■ **Task to carry out**
Check each line of the data for "жизни" and select those that have it.

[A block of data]
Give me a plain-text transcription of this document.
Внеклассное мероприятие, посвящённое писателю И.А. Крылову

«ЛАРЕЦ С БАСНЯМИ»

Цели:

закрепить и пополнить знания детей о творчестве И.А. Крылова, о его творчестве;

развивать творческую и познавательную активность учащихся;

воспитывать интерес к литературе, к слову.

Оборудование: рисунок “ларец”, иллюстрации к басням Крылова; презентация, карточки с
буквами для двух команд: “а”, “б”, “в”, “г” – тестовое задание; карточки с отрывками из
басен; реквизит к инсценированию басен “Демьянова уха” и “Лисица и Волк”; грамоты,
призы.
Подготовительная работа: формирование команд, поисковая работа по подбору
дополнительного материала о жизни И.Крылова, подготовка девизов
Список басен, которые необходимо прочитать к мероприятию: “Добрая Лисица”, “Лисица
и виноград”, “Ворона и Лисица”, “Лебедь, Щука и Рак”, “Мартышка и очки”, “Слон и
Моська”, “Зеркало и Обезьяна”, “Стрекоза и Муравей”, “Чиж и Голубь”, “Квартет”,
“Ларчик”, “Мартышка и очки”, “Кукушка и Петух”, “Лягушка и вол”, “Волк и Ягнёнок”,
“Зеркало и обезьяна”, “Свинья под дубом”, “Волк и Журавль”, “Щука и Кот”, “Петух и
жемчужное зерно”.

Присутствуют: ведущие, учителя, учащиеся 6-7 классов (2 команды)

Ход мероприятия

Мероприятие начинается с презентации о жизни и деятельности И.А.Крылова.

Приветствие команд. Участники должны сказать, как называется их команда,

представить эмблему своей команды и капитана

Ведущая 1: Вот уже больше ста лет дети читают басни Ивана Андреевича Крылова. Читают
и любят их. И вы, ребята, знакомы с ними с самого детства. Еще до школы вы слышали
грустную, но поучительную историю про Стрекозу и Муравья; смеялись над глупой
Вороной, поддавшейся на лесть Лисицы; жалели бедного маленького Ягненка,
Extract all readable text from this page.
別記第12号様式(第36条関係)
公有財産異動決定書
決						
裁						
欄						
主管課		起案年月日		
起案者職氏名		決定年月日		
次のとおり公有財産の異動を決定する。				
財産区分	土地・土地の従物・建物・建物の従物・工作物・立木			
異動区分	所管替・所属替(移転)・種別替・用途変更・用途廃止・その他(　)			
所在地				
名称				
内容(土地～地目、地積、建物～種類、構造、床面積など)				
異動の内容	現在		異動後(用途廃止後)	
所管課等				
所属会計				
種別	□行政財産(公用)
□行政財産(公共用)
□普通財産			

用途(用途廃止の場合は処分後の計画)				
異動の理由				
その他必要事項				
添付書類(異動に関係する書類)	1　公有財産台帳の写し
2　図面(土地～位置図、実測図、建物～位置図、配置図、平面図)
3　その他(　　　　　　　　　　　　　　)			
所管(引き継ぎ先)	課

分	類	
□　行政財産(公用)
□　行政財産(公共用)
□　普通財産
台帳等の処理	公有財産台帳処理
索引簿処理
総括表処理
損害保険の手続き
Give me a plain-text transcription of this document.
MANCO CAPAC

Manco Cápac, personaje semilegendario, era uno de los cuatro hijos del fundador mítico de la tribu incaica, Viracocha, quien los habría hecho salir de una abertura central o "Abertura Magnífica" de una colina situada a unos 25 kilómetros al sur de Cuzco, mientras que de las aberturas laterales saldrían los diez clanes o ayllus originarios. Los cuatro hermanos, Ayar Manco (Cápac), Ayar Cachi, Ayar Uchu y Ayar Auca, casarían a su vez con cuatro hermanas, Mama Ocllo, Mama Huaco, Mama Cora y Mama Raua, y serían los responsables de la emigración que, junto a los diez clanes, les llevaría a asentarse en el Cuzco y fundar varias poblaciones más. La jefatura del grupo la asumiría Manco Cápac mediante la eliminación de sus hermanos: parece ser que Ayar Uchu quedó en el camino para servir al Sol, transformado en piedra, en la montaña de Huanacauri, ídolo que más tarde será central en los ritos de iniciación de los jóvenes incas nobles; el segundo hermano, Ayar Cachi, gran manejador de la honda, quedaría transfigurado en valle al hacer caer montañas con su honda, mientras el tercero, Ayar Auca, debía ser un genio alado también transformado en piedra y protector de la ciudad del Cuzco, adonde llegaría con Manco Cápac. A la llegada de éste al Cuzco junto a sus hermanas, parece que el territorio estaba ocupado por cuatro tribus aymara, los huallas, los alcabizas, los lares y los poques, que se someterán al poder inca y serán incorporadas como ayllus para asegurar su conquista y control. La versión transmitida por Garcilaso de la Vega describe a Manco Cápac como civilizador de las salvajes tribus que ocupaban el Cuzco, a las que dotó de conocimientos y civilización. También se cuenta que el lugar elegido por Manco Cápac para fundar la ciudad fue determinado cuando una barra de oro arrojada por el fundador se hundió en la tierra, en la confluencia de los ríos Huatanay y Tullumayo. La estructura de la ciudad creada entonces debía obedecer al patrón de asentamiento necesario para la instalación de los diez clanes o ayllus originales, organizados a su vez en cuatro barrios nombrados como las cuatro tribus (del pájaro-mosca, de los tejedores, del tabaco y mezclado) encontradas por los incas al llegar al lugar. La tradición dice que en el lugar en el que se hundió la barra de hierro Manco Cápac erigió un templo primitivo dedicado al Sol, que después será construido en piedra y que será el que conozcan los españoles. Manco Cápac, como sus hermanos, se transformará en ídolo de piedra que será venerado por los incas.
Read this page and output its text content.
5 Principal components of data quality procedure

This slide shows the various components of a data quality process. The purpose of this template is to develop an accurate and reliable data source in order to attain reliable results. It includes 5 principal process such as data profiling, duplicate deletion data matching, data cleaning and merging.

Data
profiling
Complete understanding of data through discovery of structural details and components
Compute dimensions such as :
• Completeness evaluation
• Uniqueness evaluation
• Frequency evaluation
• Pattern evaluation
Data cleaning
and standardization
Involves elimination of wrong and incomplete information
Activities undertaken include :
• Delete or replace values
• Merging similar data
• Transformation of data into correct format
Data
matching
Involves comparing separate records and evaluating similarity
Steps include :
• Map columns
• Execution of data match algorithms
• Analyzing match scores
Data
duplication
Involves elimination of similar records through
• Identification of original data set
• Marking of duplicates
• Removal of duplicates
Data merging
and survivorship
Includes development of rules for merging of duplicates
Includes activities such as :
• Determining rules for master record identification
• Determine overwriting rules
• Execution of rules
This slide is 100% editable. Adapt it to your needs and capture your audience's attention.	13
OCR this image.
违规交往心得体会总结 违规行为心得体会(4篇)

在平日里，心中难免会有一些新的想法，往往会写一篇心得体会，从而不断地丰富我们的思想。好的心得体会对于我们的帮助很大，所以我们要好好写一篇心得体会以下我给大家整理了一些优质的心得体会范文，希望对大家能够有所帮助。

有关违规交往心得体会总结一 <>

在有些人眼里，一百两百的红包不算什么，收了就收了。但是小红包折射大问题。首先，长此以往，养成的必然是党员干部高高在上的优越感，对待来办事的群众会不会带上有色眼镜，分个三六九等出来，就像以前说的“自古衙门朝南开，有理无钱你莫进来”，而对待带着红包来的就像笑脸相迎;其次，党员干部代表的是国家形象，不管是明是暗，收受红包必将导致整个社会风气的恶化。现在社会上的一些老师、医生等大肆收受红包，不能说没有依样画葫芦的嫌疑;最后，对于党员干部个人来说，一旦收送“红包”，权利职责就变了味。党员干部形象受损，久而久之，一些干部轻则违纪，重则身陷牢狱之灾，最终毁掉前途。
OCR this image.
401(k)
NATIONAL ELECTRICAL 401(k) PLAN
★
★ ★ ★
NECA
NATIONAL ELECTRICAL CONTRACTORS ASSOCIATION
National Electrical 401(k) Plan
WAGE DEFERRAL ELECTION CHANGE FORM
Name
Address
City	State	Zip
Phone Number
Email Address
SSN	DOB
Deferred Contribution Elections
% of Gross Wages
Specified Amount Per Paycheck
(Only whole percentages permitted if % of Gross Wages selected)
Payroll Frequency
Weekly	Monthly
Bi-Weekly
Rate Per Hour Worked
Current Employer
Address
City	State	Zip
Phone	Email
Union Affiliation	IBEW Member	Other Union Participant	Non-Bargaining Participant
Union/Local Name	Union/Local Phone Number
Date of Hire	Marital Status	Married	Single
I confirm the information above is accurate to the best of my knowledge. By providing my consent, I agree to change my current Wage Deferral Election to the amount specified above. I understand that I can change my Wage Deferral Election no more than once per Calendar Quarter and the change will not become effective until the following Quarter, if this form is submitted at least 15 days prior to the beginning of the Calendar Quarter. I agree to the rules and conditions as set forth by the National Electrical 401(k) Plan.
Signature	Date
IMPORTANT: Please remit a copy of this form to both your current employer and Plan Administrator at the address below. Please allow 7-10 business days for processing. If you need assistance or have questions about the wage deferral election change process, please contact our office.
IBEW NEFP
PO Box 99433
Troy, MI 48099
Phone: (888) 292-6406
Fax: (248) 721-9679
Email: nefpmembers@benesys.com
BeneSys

■ **Result for this exercise**
дополнительного материала о жизни И.Крылова, подготовка девизов
Мероприятие начинается с презентации о жизни и деятельности И.А.Крылова.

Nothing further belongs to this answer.